== TRECHO DO DOCUMENTO ==

Assim, o que Glazyev propõe, na essência, é que Moscou volte a garantir total controle sobre o seu Banco Central, impedindo que especuladores movimentem seus créditos para finalidades não produtivas; Moscou deve também estabelecer controles sobre a moeda; e deve criar uma organização central de pesquisa tecnológica para substituir o que perdeu da tecnologia ocidental, imitando a metodologia dos EUA, de extrair da pesquisa militar centralizada as tecnologias que possam ser comercializadas para o mercado consumidor.


O fato é que a Rússia perdeu acesso ao crédito ocidental e não pode rolar as próprias dívidas com os credores. Assim, a Rússia terá de pagar o principal e os juros, na data do vencimento das dívidas. É 1 trilhão de dólares, mais os juros. A Rússia também não pode importar coisa alguma do ocidente, sem pagar o dobro do preço. Assim sendo, pode-se dizer que o país já está na mesma posição em que estaria se Moscou optasse pelo calote. A Rússia nada teria a perder a mais, num calote, porque o dano já está feito.


Choque para o sistema 



Essencialmente, mais uma vez, o calote russo de uma dívida de mais de $1 trilhão a ser aplicado contra empresas privadas ocidentais permanece como cenário possível e está sendo discutido no mais alto escalão do governo russo – assumindo-se que Washington venha a perseverar na sua campanha de demonização anti-Rússia.

===
== ITENS FORNECIDOS ==

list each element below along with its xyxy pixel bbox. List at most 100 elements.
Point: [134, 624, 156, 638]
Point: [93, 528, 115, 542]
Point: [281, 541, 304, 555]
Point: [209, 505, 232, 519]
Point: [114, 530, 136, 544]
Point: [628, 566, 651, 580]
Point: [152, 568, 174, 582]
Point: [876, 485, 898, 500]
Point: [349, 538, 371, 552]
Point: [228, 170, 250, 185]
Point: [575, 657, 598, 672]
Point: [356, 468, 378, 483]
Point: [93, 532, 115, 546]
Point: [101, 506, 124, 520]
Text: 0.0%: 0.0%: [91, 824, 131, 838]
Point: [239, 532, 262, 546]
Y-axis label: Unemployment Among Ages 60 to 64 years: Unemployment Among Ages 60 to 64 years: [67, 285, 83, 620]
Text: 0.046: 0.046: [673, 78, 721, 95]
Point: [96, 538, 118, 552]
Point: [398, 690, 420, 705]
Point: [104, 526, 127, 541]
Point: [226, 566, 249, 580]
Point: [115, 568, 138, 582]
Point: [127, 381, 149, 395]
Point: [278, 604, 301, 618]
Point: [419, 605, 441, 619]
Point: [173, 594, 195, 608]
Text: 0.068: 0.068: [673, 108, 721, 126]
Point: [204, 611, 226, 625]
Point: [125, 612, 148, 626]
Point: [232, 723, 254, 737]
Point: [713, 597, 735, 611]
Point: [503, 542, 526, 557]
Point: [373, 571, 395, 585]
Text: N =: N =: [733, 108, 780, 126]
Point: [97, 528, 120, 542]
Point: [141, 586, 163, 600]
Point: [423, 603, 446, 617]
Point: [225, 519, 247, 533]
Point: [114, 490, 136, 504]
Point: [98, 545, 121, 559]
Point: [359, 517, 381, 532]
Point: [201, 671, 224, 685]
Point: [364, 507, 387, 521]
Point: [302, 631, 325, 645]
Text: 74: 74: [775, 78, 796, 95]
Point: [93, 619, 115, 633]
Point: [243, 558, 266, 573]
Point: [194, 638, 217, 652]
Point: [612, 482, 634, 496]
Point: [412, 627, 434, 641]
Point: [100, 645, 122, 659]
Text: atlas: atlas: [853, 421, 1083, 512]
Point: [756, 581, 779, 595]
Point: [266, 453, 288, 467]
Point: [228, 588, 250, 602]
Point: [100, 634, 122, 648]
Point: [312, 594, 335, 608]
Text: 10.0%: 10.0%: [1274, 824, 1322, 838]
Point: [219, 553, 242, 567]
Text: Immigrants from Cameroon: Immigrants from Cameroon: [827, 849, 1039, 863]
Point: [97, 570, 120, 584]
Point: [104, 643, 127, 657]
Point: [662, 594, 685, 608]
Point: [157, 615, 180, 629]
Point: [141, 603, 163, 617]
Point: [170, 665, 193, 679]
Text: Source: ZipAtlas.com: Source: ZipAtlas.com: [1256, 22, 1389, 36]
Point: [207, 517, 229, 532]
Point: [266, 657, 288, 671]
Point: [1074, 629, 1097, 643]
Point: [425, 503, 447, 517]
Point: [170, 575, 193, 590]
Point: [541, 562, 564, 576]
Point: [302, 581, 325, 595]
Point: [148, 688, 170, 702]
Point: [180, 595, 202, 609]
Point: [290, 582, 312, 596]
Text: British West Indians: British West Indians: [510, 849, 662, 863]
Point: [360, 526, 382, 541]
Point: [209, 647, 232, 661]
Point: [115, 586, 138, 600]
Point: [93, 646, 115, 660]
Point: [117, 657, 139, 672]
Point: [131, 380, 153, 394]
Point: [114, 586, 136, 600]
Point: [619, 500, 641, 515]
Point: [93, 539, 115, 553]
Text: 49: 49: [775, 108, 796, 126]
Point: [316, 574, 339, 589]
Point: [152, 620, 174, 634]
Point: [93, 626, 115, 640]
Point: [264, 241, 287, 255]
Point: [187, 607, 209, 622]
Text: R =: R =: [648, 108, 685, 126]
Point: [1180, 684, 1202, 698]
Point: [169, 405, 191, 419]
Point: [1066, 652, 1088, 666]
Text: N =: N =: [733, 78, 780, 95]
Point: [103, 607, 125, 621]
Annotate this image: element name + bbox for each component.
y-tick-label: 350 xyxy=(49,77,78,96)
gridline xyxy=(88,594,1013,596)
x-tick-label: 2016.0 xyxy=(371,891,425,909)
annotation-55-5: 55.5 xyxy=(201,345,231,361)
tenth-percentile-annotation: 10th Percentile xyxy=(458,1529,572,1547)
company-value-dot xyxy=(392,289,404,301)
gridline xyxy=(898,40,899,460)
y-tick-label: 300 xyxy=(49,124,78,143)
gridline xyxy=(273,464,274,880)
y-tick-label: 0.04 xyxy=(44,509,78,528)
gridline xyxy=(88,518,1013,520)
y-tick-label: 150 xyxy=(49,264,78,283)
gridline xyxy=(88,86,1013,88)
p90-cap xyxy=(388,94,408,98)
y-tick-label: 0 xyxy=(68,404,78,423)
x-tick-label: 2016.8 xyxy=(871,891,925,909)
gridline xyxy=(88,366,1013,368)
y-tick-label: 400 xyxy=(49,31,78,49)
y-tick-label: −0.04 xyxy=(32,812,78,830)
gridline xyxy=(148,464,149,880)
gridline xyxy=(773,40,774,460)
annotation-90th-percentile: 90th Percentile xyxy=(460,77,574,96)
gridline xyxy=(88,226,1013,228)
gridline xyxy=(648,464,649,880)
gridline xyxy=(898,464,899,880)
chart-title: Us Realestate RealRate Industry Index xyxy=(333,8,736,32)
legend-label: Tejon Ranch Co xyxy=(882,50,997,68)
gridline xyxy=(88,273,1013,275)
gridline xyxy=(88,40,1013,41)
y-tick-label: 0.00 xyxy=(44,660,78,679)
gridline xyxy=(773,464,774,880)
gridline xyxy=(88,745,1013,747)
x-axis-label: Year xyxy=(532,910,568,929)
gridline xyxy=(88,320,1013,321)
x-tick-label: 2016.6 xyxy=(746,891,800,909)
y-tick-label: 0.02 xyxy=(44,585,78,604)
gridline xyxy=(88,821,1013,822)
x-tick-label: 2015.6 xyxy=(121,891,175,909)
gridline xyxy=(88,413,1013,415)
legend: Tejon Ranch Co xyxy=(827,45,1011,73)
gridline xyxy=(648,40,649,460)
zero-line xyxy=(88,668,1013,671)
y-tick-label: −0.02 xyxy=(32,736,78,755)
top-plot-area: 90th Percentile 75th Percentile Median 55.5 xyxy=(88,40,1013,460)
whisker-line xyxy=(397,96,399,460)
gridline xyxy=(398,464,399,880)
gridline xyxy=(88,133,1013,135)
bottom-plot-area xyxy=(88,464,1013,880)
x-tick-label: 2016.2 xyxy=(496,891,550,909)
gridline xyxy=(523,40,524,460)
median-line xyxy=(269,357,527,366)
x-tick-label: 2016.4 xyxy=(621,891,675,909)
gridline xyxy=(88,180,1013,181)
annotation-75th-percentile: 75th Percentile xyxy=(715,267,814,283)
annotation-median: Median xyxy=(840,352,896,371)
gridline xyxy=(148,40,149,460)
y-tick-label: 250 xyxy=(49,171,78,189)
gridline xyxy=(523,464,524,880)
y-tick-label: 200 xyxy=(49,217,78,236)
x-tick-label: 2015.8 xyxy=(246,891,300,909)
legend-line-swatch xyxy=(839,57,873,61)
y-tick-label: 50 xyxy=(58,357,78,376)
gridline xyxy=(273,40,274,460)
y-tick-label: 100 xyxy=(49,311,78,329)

===

### [SEU OBJETIVO]
De acordo com o trecho, quanto a Rússia precisa pagar para importar algo do ocidente? Baseie-se somente no trecho para responder.

### [RESPOSTA DO EXERCÍCIO]
O dobro do preço.